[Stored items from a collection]
= = = =

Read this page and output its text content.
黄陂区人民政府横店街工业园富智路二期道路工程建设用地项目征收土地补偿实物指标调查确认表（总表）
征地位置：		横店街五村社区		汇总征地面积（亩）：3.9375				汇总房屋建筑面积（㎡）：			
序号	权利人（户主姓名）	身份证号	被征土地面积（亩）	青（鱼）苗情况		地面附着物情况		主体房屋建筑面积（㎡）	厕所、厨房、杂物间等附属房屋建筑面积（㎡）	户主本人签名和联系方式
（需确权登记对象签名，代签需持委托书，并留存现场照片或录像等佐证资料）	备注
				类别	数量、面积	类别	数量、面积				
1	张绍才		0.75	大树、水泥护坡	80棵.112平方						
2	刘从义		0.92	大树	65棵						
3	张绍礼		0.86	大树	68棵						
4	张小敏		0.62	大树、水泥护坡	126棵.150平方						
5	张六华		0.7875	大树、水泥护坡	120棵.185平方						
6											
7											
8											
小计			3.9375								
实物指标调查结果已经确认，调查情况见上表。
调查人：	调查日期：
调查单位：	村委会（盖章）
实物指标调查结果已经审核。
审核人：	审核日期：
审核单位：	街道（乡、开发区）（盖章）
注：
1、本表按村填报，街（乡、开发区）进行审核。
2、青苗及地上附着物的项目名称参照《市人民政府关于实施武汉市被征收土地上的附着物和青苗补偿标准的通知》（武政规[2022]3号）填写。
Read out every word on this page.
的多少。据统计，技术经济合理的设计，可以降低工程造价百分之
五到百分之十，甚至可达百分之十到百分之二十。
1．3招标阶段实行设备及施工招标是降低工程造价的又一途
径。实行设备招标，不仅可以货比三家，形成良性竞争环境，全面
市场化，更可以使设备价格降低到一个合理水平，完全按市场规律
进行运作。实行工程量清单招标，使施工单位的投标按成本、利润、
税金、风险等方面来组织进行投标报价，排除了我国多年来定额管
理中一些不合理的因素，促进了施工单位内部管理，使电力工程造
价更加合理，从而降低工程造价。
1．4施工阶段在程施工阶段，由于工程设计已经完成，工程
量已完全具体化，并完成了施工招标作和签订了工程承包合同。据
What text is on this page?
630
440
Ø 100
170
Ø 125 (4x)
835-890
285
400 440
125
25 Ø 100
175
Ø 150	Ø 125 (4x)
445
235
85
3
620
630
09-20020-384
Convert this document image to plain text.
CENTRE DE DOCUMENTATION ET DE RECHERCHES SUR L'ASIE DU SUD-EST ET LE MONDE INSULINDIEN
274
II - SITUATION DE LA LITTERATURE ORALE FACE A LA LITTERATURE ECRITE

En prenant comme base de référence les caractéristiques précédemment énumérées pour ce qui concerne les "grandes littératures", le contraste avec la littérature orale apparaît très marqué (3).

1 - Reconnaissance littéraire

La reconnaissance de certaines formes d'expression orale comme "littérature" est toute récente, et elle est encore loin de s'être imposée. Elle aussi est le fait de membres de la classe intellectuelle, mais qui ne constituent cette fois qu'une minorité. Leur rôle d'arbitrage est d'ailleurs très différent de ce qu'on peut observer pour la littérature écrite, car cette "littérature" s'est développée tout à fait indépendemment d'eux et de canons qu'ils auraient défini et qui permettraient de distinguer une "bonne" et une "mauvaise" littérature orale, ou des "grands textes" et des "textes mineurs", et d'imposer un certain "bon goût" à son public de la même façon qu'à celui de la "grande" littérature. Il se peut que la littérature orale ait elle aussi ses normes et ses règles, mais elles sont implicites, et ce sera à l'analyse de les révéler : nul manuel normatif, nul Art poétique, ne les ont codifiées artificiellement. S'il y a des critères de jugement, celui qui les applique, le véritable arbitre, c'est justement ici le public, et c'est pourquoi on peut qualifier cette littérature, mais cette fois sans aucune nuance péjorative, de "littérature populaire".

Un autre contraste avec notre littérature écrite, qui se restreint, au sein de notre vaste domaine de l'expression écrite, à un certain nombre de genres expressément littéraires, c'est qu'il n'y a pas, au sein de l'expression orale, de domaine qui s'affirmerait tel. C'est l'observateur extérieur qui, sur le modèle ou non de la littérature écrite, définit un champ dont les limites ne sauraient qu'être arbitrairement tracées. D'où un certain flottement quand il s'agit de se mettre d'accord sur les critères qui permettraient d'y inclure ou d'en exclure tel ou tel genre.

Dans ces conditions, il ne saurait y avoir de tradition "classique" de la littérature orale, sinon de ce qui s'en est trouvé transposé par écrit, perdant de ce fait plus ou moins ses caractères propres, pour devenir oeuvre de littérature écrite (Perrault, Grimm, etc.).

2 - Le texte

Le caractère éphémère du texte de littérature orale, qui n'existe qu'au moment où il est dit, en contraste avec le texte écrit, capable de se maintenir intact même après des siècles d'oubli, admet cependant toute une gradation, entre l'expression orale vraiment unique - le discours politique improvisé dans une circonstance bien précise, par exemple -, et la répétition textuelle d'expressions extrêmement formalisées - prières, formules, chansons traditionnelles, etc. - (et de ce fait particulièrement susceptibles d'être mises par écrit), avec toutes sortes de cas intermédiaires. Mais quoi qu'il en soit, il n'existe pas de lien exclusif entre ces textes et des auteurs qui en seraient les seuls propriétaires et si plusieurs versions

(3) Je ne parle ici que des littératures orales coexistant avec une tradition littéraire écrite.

= = = =

What needs to be done: Give the material above again, word for word.

Full response:
Read this page and output its text content.
黄陂区人民政府横店街工业园富智路二期道路工程建设用地项目征收土地补偿实物指标调查确认表（总表）
征地位置：		横店街五村社区		汇总征地面积（亩）：3.9375				汇总房屋建筑面积（㎡）：			
序号	权利人（户主姓名）	身份证号	被征土地面积（亩）	青（鱼）苗情况		地面附着物情况		主体房屋建筑面积（㎡）	厕所、厨房、杂物间等附属房屋建筑面积（㎡）	户主本人签名和联系方式
（需确权登记对象签名，代签需持委托书，并留存现场照片或录像等佐证资料）	备注
				类别	数量、面积	类别	数量、面积				
1	张绍才		0.75	大树、水泥护坡	80棵.112平方						
2	刘从义		0.92	大树	65棵						
3	张绍礼		0.86	大树	68棵						
4	张小敏		0.62	大树、水泥护坡	126棵.150平方						
5	张六华		0.7875	大树、水泥护坡	120棵.185平方						
6											
7											
8											
小计			3.9375								
实物指标调查结果已经确认，调查情况见上表。
调查人：	调查日期：
调查单位：	村委会（盖章）
实物指标调查结果已经审核。
审核人：	审核日期：
审核单位：	街道（乡、开发区）（盖章）
注：
1、本表按村填报，街（乡、开发区）进行审核。
2、青苗及地上附着物的项目名称参照《市人民政府关于实施武汉市被征收土地上的附着物和青苗补偿标准的通知》（武政规[2022]3号）填写。
Read out every word on this page.
的多少。据统计，技术经济合理的设计，可以降低工程造价百分之
五到百分之十，甚至可达百分之十到百分之二十。
1．3招标阶段实行设备及施工招标是降低工程造价的又一途
径。实行设备招标，不仅可以货比三家，形成良性竞争环境，全面
市场化，更可以使设备价格降低到一个合理水平，完全按市场规律
进行运作。实行工程量清单招标，使施工单位的投标按成本、利润、
税金、风险等方面来组织进行投标报价，排除了我国多年来定额管
理中一些不合理的因素，促进了施工单位内部管理，使电力工程造
价更加合理，从而降低工程造价。
1．4施工阶段在程施工阶段，由于工程设计已经完成，工程
量已完全具体化，并完成了施工招标作和签订了工程承包合同。据
What text is on this page?
630
440
Ø 100
170
Ø 125 (4x)
835-890
285
400 440
125
25 Ø 100
175
Ø 150	Ø 125 (4x)
445
235
85
3
620
630
09-20020-384
Convert this document image to plain text.
CENTRE DE DOCUMENTATION ET DE RECHERCHES SUR L'ASIE DU SUD-EST ET LE MONDE INSULINDIEN
274
II - SITUATION DE LA LITTERATURE ORALE FACE A LA LITTERATURE ECRITE

En prenant comme base de référence les caractéristiques précédemment énumérées pour ce qui concerne les "grandes littératures", le contraste avec la littérature orale apparaît très marqué (3).

1 - Reconnaissance littéraire

La reconnaissance de certaines formes d'expression orale comme "littérature" est toute récente, et elle est encore loin de s'être imposée. Elle aussi est le fait de membres de la classe intellectuelle, mais qui ne constituent cette fois qu'une minorité. Leur rôle d'arbitrage est d'ailleurs très différent de ce qu'on peut observer pour la littérature écrite, car cette "littérature" s'est développée tout à fait indépendemment d'eux et de canons qu'ils auraient défini et qui permettraient de distinguer une "bonne" et une "mauvaise" littérature orale, ou des "grands textes" et des "textes mineurs", et d'imposer un certain "bon goût" à son public de la même façon qu'à celui de la "grande" littérature. Il se peut que la littérature orale ait elle aussi ses normes et ses règles, mais elles sont implicites, et ce sera à l'analyse de les révéler : nul manuel normatif, nul Art poétique, ne les ont codifiées artificiellement. S'il y a des critères de jugement, celui qui les applique, le véritable arbitre, c'est justement ici le public, et c'est pourquoi on peut qualifier cette littérature, mais cette fois sans aucune nuance péjorative, de "littérature populaire".

Un autre contraste avec notre littérature écrite, qui se restreint, au sein de notre vaste domaine de l'expression écrite, à un certain nombre de genres expressément littéraires, c'est qu'il n'y a pas, au sein de l'expression orale, de domaine qui s'affirmerait tel. C'est l'observateur extérieur qui, sur le modèle ou non de la littérature écrite, définit un champ dont les limites ne sauraient qu'être arbitrairement tracées. D'où un certain flottement quand il s'agit de se mettre d'accord sur les critères qui permettraient d'y inclure ou d'en exclure tel ou tel genre.

Dans ces conditions, il ne saurait y avoir de tradition "classique" de la littérature orale, sinon de ce qui s'en est trouvé transposé par écrit, perdant de ce fait plus ou moins ses caractères propres, pour devenir oeuvre de littérature écrite (Perrault, Grimm, etc.).

2 - Le texte

Le caractère éphémère du texte de littérature orale, qui n'existe qu'au moment où il est dit, en contraste avec le texte écrit, capable de se maintenir intact même après des siècles d'oubli, admet cependant toute une gradation, entre l'expression orale vraiment unique - le discours politique improvisé dans une circonstance bien précise, par exemple -, et la répétition textuelle d'expressions extrêmement formalisées - prières, formules, chansons traditionnelles, etc. - (et de ce fait particulièrement susceptibles d'être mises par écrit), avec toutes sortes de cas intermédiaires. Mais quoi qu'il en soit, il n'existe pas de lien exclusif entre ces textes et des auteurs qui en seraient les seuls propriétaires et si plusieurs versions

(3) Je ne parle ici que des littératures orales coexistant avec une tradition littéraire écrite.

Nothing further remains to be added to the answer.